▶ [SHORT PROBLEM]: Copy the records below word for word, with every line kept as it is.

▶ [EXTRACTED MATERIAL]:

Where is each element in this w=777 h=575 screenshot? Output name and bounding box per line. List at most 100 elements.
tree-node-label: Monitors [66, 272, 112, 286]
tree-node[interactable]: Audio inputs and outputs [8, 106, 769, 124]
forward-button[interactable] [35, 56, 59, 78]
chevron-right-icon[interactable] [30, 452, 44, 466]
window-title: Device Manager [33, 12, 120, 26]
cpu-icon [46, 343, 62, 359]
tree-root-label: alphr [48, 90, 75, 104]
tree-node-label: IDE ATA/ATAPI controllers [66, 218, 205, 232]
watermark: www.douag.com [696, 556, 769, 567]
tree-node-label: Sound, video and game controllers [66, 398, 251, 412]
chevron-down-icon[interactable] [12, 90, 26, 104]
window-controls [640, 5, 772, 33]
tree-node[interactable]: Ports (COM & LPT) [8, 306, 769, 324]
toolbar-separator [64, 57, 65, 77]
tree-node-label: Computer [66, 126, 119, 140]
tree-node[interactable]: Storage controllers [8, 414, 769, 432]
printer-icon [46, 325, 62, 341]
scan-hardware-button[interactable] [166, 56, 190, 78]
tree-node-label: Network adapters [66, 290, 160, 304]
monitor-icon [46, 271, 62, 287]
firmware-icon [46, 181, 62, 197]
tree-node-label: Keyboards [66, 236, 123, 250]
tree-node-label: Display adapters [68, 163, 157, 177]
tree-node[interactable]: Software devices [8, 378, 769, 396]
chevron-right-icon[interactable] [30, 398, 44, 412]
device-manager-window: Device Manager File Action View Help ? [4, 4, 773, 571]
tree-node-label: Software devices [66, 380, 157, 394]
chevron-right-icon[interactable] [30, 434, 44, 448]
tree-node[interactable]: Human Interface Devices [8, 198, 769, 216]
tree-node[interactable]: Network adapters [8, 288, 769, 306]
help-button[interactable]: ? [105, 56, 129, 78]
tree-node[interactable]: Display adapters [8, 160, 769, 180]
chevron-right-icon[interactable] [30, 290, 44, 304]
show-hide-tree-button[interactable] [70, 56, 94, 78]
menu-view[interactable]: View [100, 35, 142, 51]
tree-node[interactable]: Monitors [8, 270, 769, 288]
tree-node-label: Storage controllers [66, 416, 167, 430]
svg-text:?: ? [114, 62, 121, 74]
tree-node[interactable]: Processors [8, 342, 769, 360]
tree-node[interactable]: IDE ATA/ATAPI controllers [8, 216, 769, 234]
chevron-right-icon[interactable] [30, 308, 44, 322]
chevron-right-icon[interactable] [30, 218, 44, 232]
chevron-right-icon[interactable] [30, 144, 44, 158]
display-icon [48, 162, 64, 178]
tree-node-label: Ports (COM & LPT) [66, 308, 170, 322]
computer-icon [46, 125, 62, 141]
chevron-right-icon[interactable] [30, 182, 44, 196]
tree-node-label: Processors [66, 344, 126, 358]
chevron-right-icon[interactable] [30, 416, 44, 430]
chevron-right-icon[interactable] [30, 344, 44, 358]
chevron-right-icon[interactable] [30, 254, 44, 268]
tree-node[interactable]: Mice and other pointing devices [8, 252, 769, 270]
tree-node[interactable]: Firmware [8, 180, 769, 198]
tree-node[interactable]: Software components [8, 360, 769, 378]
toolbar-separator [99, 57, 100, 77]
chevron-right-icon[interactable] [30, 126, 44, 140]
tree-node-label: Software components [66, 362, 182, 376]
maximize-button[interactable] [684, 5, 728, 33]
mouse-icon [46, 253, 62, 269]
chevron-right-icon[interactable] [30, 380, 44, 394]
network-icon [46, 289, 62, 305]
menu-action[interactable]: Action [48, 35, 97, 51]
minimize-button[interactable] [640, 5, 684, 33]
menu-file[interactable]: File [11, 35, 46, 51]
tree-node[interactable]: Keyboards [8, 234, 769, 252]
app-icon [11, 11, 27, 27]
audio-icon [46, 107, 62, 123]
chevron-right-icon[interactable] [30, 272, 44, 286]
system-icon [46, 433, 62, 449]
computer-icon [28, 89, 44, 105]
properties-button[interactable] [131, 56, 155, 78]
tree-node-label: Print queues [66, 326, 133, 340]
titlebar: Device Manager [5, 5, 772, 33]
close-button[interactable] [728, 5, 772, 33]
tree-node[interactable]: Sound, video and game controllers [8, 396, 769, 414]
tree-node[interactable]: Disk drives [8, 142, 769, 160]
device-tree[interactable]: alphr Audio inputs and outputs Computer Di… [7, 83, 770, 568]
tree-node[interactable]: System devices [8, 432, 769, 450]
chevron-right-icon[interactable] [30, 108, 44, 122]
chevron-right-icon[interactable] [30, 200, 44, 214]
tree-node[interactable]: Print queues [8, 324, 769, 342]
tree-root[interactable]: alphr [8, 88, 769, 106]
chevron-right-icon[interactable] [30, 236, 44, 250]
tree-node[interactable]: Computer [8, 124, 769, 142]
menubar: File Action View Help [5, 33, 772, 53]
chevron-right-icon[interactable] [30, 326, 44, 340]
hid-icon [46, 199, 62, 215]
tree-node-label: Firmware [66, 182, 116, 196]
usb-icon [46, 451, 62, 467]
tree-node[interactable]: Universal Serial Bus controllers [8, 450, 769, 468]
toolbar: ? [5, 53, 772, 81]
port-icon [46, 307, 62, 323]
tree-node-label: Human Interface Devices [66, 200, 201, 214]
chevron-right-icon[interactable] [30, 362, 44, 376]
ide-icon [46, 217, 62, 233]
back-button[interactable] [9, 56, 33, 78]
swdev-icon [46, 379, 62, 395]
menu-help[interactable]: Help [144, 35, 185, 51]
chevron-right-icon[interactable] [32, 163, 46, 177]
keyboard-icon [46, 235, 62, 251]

▶ [OUTPUT OF THE EXERCISE]:
Where is each element in this w=777 h=575 screenshot? Output name and bounding box per line. List at most 100 elements.
tree-node-label: Monitors [66, 272, 112, 286]
tree-node[interactable]: Audio inputs and outputs [8, 106, 769, 124]
forward-button[interactable] [35, 56, 59, 78]
chevron-right-icon[interactable] [30, 452, 44, 466]
window-title: Device Manager [33, 12, 120, 26]
cpu-icon [46, 343, 62, 359]
tree-root-label: alphr [48, 90, 75, 104]
tree-node-label: IDE ATA/ATAPI controllers [66, 218, 205, 232]
watermark: www.douag.com [696, 556, 769, 567]
tree-node-label: Sound, video and game controllers [66, 398, 251, 412]
chevron-down-icon[interactable] [12, 90, 26, 104]
window-controls [640, 5, 772, 33]
tree-node[interactable]: Ports (COM & LPT) [8, 306, 769, 324]
toolbar-separator [64, 57, 65, 77]
tree-node-label: Computer [66, 126, 119, 140]
tree-node[interactable]: Storage controllers [8, 414, 769, 432]
printer-icon [46, 325, 62, 341]
scan-hardware-button[interactable] [166, 56, 190, 78]
tree-node-label: Network adapters [66, 290, 160, 304]
monitor-icon [46, 271, 62, 287]
firmware-icon [46, 181, 62, 197]
tree-node-label: Keyboards [66, 236, 123, 250]
tree-node-label: Display adapters [68, 163, 157, 177]
tree-node[interactable]: Software devices [8, 378, 769, 396]
chevron-right-icon[interactable] [30, 398, 44, 412]
device-manager-window: Device Manager File Action View Help ? [4, 4, 773, 571]
tree-node-label: Software devices [66, 380, 157, 394]
chevron-right-icon[interactable] [30, 434, 44, 448]
tree-node[interactable]: Human Interface Devices [8, 198, 769, 216]
tree-node[interactable]: Network adapters [8, 288, 769, 306]
help-button[interactable]: ? [105, 56, 129, 78]
tree-node[interactable]: Display adapters [8, 160, 769, 180]
chevron-right-icon[interactable] [30, 290, 44, 304]
show-hide-tree-button[interactable] [70, 56, 94, 78]
menu-view[interactable]: View [100, 35, 142, 51]
tree-node[interactable]: Monitors [8, 270, 769, 288]
tree-node-label: Storage controllers [66, 416, 167, 430]
svg-text:?: ? [114, 62, 121, 74]
tree-node[interactable]: Processors [8, 342, 769, 360]
tree-node[interactable]: IDE ATA/ATAPI controllers [8, 216, 769, 234]
chevron-right-icon[interactable] [30, 308, 44, 322]
chevron-right-icon[interactable] [30, 218, 44, 232]
chevron-right-icon[interactable] [30, 144, 44, 158]
display-icon [48, 162, 64, 178]
tree-node-label: Ports (COM & LPT) [66, 308, 170, 322]
computer-icon [46, 125, 62, 141]
chevron-right-icon[interactable] [30, 182, 44, 196]
tree-node-label: Processors [66, 344, 126, 358]
chevron-right-icon[interactable] [30, 416, 44, 430]
chevron-right-icon[interactable] [30, 344, 44, 358]
chevron-right-icon[interactable] [30, 254, 44, 268]
tree-node[interactable]: Mice and other pointing devices [8, 252, 769, 270]
tree-node[interactable]: Firmware [8, 180, 769, 198]
tree-node[interactable]: Software components [8, 360, 769, 378]
toolbar-separator [99, 57, 100, 77]
chevron-right-icon[interactable] [30, 126, 44, 140]
tree-node-label: Software components [66, 362, 182, 376]
maximize-button[interactable] [684, 5, 728, 33]
mouse-icon [46, 253, 62, 269]
chevron-right-icon[interactable] [30, 380, 44, 394]
network-icon [46, 289, 62, 305]
menu-action[interactable]: Action [48, 35, 97, 51]
minimize-button[interactable] [640, 5, 684, 33]
menu-file[interactable]: File [11, 35, 46, 51]
tree-node[interactable]: Keyboards [8, 234, 769, 252]
app-icon [11, 11, 27, 27]
audio-icon [46, 107, 62, 123]
chevron-right-icon[interactable] [30, 272, 44, 286]
system-icon [46, 433, 62, 449]
computer-icon [28, 89, 44, 105]
properties-button[interactable] [131, 56, 155, 78]
tree-node-label: Print queues [66, 326, 133, 340]
titlebar: Device Manager [5, 5, 772, 33]
close-button[interactable] [728, 5, 772, 33]
tree-node[interactable]: Sound, video and game controllers [8, 396, 769, 414]
tree-node[interactable]: Disk drives [8, 142, 769, 160]
device-tree[interactable]: alphr Audio inputs and outputs Computer Di… [7, 83, 770, 568]
tree-node[interactable]: System devices [8, 432, 769, 450]
chevron-right-icon[interactable] [30, 108, 44, 122]
chevron-right-icon[interactable] [30, 200, 44, 214]
tree-node[interactable]: Print queues [8, 324, 769, 342]
tree-root[interactable]: alphr [8, 88, 769, 106]
chevron-right-icon[interactable] [30, 236, 44, 250]
tree-node[interactable]: Computer [8, 124, 769, 142]
menubar: File Action View Help [5, 33, 772, 53]
chevron-right-icon[interactable] [30, 326, 44, 340]
hid-icon [46, 199, 62, 215]
tree-node-label: Firmware [66, 182, 116, 196]
usb-icon [46, 451, 62, 467]
tree-node[interactable]: Universal Serial Bus controllers [8, 450, 769, 468]
toolbar: ? [5, 53, 772, 81]
port-icon [46, 307, 62, 323]
tree-node-label: Human Interface Devices [66, 200, 201, 214]
chevron-right-icon[interactable] [30, 362, 44, 376]
ide-icon [46, 217, 62, 233]
back-button[interactable] [9, 56, 33, 78]
swdev-icon [46, 379, 62, 395]
menu-help[interactable]: Help [144, 35, 185, 51]
chevron-right-icon[interactable] [32, 163, 46, 177]
keyboard-icon [46, 235, 62, 251]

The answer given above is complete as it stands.